== GOAL OF THE EXERCISE ==
Reproduce verbatim the lines of the records from the line with "- sidebar-item-label: テンプレート: [66, 388, 162, 408]" to the line with "- user-circle-icon: [1824, 20, 1840, 36]", including both of those lines.
## START EXERCISE INPUT
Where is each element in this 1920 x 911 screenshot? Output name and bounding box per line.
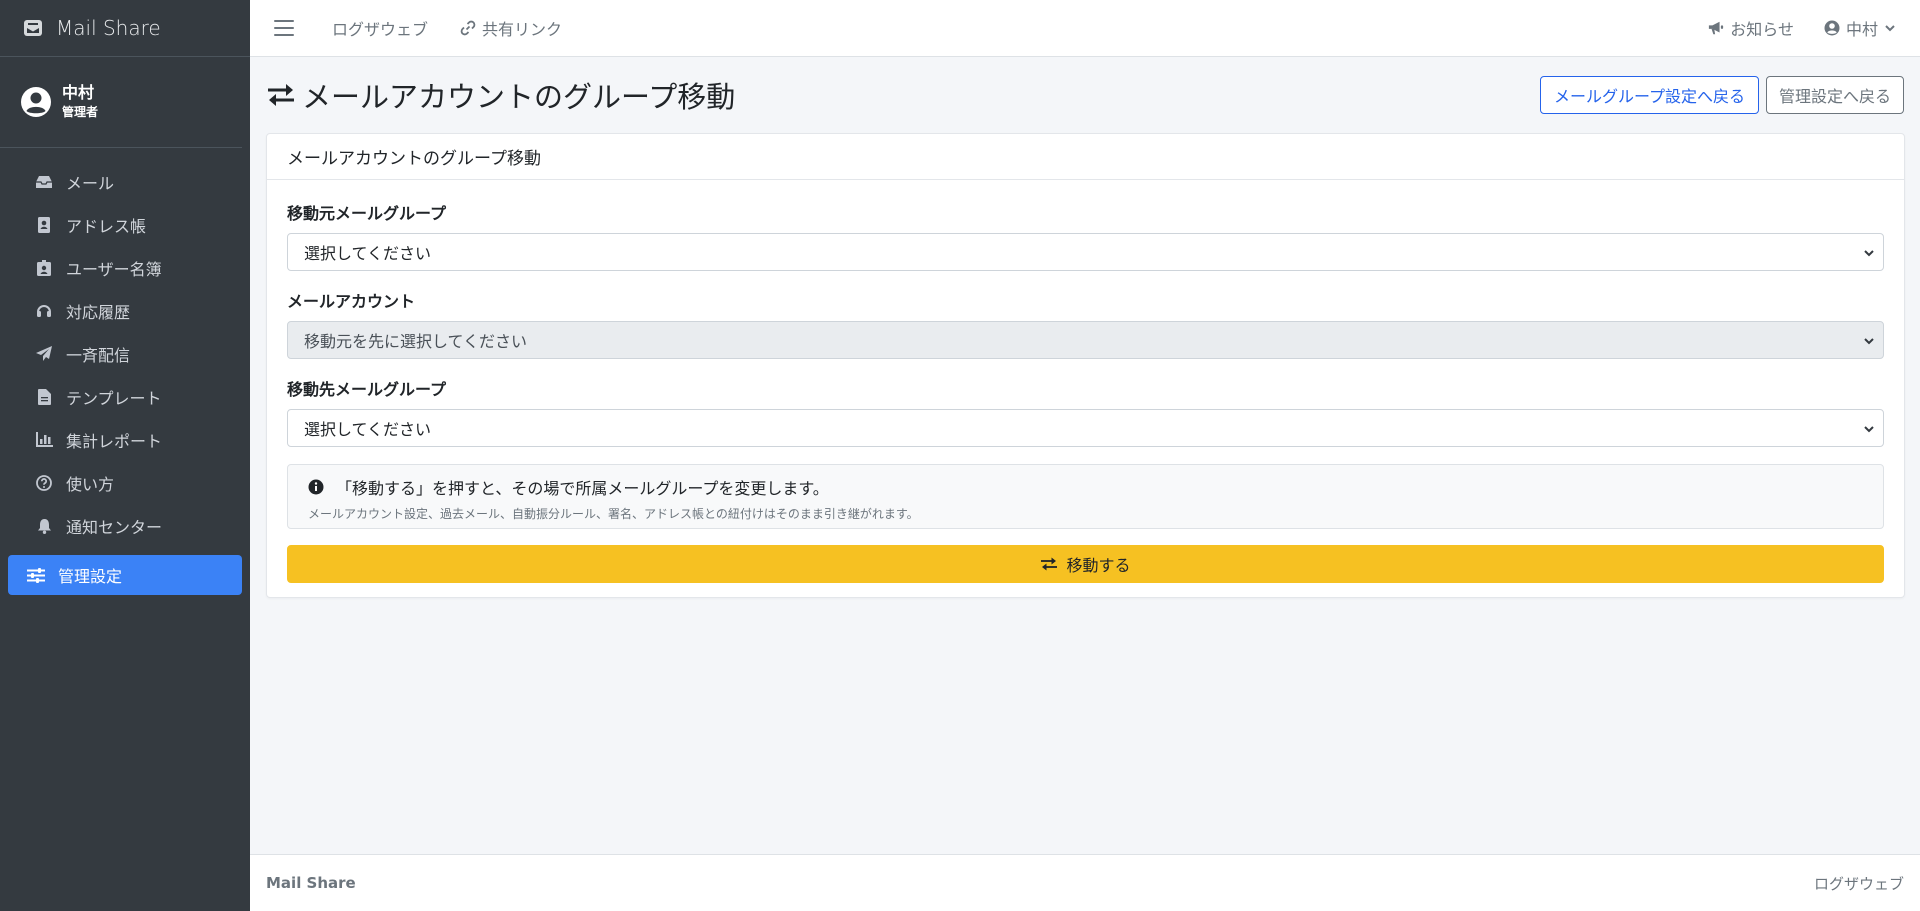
- sidebar-item-label: テンプレート: [66, 388, 162, 408]
- user-role: 管理者: [62, 105, 99, 119]
- bell-icon: [37, 518, 51, 534]
- user-menu-label: 中村: [1845, 20, 1878, 39]
- info-sub-text: メールアカウント設定、過去メール、自動振分ルール、署名、アドレス帳との紐付けはそ…: [308, 507, 919, 521]
- move-account-card: メールアカウントのグループ移動 移動元メールグループ 選択してください メールア…: [266, 133, 1905, 598]
- nav-link-home[interactable]: ログザウェブ: [332, 16, 428, 40]
- user-circle-icon: [1824, 20, 1840, 36]
- move-button[interactable]: 移動する: [287, 545, 1884, 583]
- info-main-text: 「移動する」を押すと、その場で所属メールグループを変更します。: [336, 479, 829, 498]
- headset-icon: [37, 304, 51, 317]
- destination-group-label: 移動先メールグループ: [287, 380, 447, 399]
- top-navbar: ログザウェブ 共有リンク お知らせ 中村: [250, 0, 1920, 57]
- card-header: メールアカウントのグループ移動: [267, 134, 1904, 180]
- inbox-icon: [36, 175, 52, 188]
- mail-account-value: 移動元を先に選択してください: [304, 332, 528, 351]
- page-title-text: メールアカウントのグループ移動: [302, 80, 736, 114]
- nav-link-shared-links[interactable]: 共有リンク: [460, 16, 562, 40]
- brand-link[interactable]: Mail Share: [0, 0, 250, 57]
- chevron-down-icon: [1864, 426, 1874, 433]
- destination-group-value: 選択してください: [304, 420, 432, 439]
- link-icon: [460, 20, 476, 36]
- user-name: 中村: [62, 83, 95, 102]
- sidebar-item-label: アドレス帳: [66, 216, 147, 236]
- move-button-label: 移動する: [1066, 556, 1131, 575]
- source-group-select[interactable]: 選択してください: [287, 233, 1884, 271]
- brand-name: Mail Share: [56, 16, 161, 40]
- sidebar-nav: メール アドレス帳 ユーザー名簿 対応履歴 一斉配信 テンプレート 集計レポート: [0, 148, 250, 595]
- info-box: 「移動する」を押すと、その場で所属メールグループを変更します。 メールアカウント…: [287, 464, 1884, 529]
- notice-link[interactable]: お知らせ: [1708, 16, 1794, 40]
- notice-label: お知らせ: [1730, 20, 1794, 39]
- sidebar-item-label: 管理設定: [58, 567, 123, 586]
- mail-account-label: メールアカウント: [287, 292, 416, 311]
- footer: Mail Share ログザウェブ: [250, 854, 1920, 911]
- sidebar-item-history[interactable]: 対応履歴: [8, 289, 242, 332]
- source-group-value: 選択してください: [304, 244, 432, 263]
- sidebar-item-broadcast[interactable]: 一斉配信: [8, 332, 242, 375]
- sidebar-item-admin-settings[interactable]: 管理設定: [8, 555, 242, 595]
- address-book-icon: [38, 216, 50, 233]
- mail-bulk-icon: [24, 20, 42, 36]
- sidebar-item-address-book[interactable]: アドレス帳: [8, 203, 242, 246]
- sidebar-item-notifications[interactable]: 通知センター: [8, 504, 242, 547]
- sidebar-item-label: 一斉配信: [66, 345, 131, 365]
- file-icon: [37, 388, 51, 405]
- chevron-down-icon: [1864, 250, 1874, 257]
- question-circle-icon: [36, 474, 52, 491]
- destination-group-select[interactable]: 選択してください: [287, 409, 1884, 447]
- sidebar-item-label: 集計レポート: [66, 431, 163, 451]
- back-to-admin-settings-button[interactable]: 管理設定へ戻る: [1765, 76, 1904, 114]
- shared-links-label: 共有リンク: [482, 20, 563, 39]
- bullhorn-icon: [1709, 21, 1724, 35]
- sidebar-item-label: メール: [66, 173, 115, 193]
- sidebar-item-label: ユーザー名簿: [66, 259, 162, 279]
- chevron-down-icon: [1885, 25, 1895, 32]
- sidebar-item-help[interactable]: 使い方: [8, 461, 242, 504]
- user-panel[interactable]: 中村 管理者: [0, 57, 242, 148]
- user-menu[interactable]: 中村: [1824, 16, 1896, 40]
- main-content: メールアカウントのグループ移動 メールグループ設定へ戻る 管理設定へ戻る メール…: [250, 57, 1920, 854]
- sidebar-item-user-roster[interactable]: ユーザー名簿: [8, 246, 242, 289]
- back-to-mail-group-settings-button[interactable]: メールグループ設定へ戻る: [1539, 76, 1759, 114]
- sidebar-item-label: 対応履歴: [66, 302, 131, 322]
- sidebar-item-reports[interactable]: 集計レポート: [8, 418, 242, 461]
- sidebar: Mail Share 中村 管理者 メール アドレス帳 ユーザー名簿 対応履歴: [0, 0, 250, 911]
- sidebar-item-label: 使い方: [66, 474, 115, 494]
- menu-toggle-icon[interactable]: [274, 20, 294, 36]
- chevron-down-icon: [1864, 338, 1874, 345]
- source-group-label: 移動元メールグループ: [287, 204, 447, 223]
- page-header: メールアカウントのグループ移動 メールグループ設定へ戻る 管理設定へ戻る: [250, 57, 1920, 133]
- sidebar-item-label: 通知センター: [66, 517, 163, 537]
- page-title: メールアカウントのグループ移動: [266, 74, 735, 116]
- footer-company-link[interactable]: ログザウェブ: [1814, 873, 1904, 894]
- exchange-icon: [1041, 557, 1058, 571]
- sidebar-item-mail[interactable]: メール: [8, 160, 242, 203]
- paper-plane-icon: [35, 345, 52, 361]
- mail-account-select: 移動元を先に選択してください: [287, 321, 1884, 359]
- id-badge-icon: [37, 259, 51, 276]
- footer-brand: Mail Share: [266, 874, 356, 892]
- exchange-icon: [268, 84, 294, 106]
- info-circle-icon: [308, 479, 324, 495]
- sliders-icon: [27, 567, 45, 583]
- chart-icon: [35, 432, 53, 447]
- sidebar-item-templates[interactable]: テンプレート: [8, 375, 242, 418]
- user-circle-icon: [21, 87, 51, 117]
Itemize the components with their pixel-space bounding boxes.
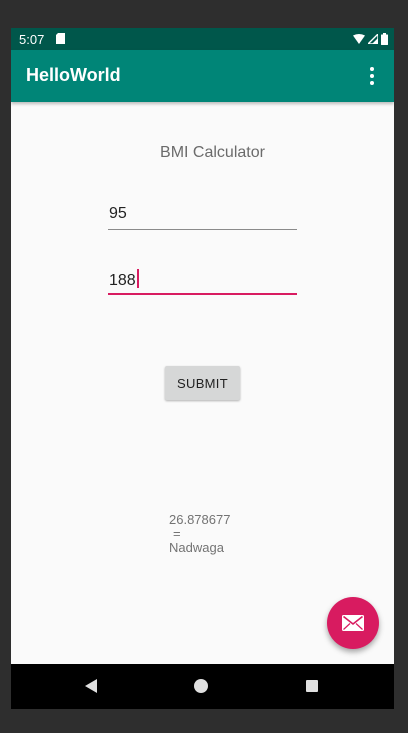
height-value: 188	[109, 272, 136, 289]
email-fab-button[interactable]	[327, 597, 379, 649]
cell-signal-icon	[368, 34, 378, 44]
main-content: BMI Calculator 95 188 SUBMIT 26.878677 =…	[11, 102, 394, 664]
result-category: Nadwaga	[169, 540, 224, 555]
app-bar: HelloWorld	[11, 50, 394, 102]
email-icon	[342, 615, 364, 631]
height-value-wrapper: 188	[109, 269, 139, 290]
status-time: 5:07	[19, 32, 45, 47]
result-text: 26.878677 = Nadwaga	[169, 513, 230, 555]
app-title: HelloWorld	[26, 65, 121, 85]
result-value: 26.878677	[169, 512, 231, 527]
home-icon[interactable]	[194, 679, 208, 693]
overflow-menu-icon[interactable]	[360, 64, 384, 88]
navigation-bar	[11, 664, 394, 709]
weight-input[interactable]: 95	[108, 201, 297, 230]
result-equals: =	[173, 526, 181, 541]
battery-icon	[381, 33, 388, 45]
weight-value: 95	[109, 205, 127, 222]
phone-screen: 5:07 HelloWorld BMI Calculator 95 188 SU…	[11, 28, 394, 709]
page-title: BMI Calculator	[160, 144, 265, 161]
submit-button[interactable]: SUBMIT	[165, 366, 240, 400]
height-input[interactable]: 188	[108, 265, 297, 295]
text-cursor	[136, 269, 139, 288]
recents-icon[interactable]	[306, 680, 318, 692]
wifi-icon	[353, 34, 365, 44]
device-frame: 5:07 HelloWorld BMI Calculator 95 188 SU…	[0, 0, 408, 733]
sd-card-icon	[56, 33, 65, 44]
status-bar: 5:07	[11, 28, 394, 50]
status-icons	[353, 32, 388, 46]
back-icon[interactable]	[85, 679, 97, 693]
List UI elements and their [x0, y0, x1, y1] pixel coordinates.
## END EXERCISE INPUT
== FINISHED ANSWER ==
- sidebar-item-label: テンプレート: [66, 388, 162, 408]
- user-role: 管理者: [62, 105, 99, 119]
- bell-icon: [37, 518, 51, 534]
- user-menu-label: 中村: [1845, 20, 1878, 39]
- info-sub-text: メールアカウント設定、過去メール、自動振分ルール、署名、アドレス帳との紐付けはそ…: [308, 507, 919, 521]
- move-account-card: メールアカウントのグループ移動 移動元メールグループ 選択してください メールア…: [266, 133, 1905, 598]
- nav-link-home[interactable]: ログザウェブ: [332, 16, 428, 40]
- user-circle-icon: [1824, 20, 1840, 36]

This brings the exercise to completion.